Dataset rows
-- START --

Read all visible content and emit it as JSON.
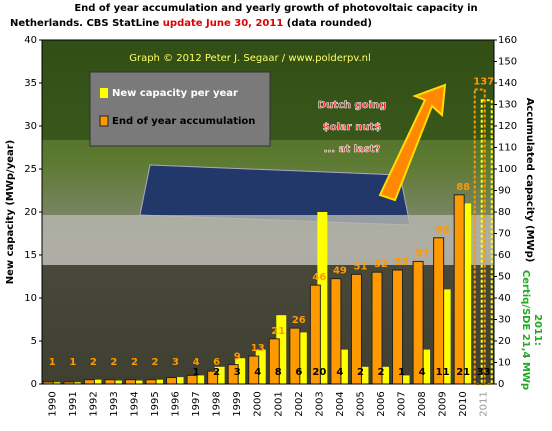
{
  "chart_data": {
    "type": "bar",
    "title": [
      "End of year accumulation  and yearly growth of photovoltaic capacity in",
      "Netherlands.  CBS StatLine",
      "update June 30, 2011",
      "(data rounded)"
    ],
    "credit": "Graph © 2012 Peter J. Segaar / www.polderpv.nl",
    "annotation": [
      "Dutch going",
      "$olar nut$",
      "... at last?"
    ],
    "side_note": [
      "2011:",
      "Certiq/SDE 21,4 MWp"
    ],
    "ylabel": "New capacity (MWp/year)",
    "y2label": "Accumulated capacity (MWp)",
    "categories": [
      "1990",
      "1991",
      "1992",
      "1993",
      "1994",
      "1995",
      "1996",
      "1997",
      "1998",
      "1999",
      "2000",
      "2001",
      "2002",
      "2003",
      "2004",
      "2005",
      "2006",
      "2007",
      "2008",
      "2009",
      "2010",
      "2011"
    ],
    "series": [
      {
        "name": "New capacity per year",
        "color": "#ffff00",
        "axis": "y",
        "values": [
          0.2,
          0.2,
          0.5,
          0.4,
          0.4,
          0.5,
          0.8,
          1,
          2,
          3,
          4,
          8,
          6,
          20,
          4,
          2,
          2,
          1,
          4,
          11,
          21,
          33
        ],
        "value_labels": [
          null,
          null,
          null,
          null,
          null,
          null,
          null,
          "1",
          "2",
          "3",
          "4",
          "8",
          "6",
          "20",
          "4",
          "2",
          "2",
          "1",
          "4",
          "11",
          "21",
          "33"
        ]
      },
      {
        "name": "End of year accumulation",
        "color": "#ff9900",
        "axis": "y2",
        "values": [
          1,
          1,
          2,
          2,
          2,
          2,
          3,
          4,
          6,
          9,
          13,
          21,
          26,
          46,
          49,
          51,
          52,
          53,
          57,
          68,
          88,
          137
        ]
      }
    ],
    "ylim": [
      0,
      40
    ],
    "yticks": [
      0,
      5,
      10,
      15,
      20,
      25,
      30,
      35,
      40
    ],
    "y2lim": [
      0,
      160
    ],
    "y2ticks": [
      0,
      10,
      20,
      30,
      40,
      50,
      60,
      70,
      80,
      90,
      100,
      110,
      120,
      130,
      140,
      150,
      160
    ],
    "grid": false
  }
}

-- END --
-- START --

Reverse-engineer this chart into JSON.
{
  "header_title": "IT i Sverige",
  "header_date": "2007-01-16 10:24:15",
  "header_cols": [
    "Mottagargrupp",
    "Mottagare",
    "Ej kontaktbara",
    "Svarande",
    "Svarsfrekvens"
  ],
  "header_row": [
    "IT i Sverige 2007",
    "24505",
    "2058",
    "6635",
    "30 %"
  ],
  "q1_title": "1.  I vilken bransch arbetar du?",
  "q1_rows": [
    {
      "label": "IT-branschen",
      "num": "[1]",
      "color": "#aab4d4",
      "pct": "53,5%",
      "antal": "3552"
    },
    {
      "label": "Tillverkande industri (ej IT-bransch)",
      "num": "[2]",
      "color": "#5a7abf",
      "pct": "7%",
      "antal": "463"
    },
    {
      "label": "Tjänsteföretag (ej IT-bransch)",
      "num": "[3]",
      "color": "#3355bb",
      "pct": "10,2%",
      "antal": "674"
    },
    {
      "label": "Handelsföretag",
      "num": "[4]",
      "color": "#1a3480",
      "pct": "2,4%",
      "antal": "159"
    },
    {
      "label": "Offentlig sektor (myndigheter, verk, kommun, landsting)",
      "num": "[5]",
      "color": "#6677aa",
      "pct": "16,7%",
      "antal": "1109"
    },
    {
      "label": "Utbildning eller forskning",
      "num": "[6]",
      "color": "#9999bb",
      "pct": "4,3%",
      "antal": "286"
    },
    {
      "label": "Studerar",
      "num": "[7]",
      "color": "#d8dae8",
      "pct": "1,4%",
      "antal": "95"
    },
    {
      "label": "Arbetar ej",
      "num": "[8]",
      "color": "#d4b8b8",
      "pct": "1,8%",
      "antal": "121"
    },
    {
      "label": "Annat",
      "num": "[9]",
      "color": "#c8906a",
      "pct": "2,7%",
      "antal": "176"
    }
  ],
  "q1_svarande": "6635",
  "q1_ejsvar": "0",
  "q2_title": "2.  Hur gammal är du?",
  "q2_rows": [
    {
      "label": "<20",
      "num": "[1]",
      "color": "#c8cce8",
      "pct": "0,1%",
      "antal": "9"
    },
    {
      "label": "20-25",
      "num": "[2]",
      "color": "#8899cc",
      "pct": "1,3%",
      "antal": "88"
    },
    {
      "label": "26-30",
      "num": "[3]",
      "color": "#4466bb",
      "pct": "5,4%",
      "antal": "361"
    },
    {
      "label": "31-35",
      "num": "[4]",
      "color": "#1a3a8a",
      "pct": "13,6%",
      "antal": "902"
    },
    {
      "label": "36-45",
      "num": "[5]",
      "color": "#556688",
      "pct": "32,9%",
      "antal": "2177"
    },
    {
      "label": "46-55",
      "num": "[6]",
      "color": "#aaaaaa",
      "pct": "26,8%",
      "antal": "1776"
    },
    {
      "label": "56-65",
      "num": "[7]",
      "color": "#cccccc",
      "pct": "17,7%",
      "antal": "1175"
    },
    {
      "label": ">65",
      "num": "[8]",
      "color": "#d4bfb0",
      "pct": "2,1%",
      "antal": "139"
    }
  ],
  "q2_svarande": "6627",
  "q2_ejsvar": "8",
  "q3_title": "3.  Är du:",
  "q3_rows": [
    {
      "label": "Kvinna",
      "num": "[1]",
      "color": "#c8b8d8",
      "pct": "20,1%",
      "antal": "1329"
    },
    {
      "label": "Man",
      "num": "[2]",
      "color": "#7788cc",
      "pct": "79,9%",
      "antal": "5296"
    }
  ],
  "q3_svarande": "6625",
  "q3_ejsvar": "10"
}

-- END --
-- START --

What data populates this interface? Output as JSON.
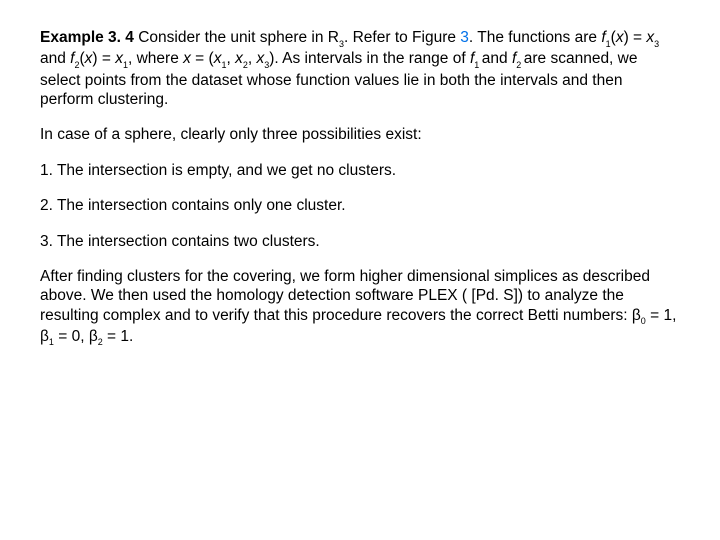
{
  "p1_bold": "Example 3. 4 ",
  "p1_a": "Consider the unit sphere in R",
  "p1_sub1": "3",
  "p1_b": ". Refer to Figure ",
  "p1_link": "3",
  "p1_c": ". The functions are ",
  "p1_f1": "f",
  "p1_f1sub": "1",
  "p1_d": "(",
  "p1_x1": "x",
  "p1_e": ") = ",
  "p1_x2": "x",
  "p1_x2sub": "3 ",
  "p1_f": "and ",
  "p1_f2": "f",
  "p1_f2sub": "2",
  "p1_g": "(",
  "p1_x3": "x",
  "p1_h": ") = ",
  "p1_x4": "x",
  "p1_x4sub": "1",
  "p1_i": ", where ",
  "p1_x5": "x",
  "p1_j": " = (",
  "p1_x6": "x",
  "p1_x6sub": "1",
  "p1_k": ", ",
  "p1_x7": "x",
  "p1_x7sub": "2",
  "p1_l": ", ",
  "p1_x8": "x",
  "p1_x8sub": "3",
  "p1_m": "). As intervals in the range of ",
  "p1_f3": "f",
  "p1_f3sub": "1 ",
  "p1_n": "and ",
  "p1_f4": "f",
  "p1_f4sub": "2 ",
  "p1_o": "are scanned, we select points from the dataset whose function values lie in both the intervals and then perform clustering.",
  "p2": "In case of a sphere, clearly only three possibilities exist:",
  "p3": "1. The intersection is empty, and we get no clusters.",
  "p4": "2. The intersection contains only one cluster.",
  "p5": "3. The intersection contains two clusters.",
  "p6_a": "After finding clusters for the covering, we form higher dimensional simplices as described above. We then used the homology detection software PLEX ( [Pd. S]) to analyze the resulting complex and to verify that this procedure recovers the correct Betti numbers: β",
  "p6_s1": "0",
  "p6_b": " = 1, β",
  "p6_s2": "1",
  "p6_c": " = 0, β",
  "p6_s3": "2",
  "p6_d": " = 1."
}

-- END --

== Exercise task ==
In the listing, find each line with the string "contains" and copy it.

== Final answer ==
  "p4": "2. The intersection contains only one cluster.",
  "p5": "3. The intersection contains two clusters.",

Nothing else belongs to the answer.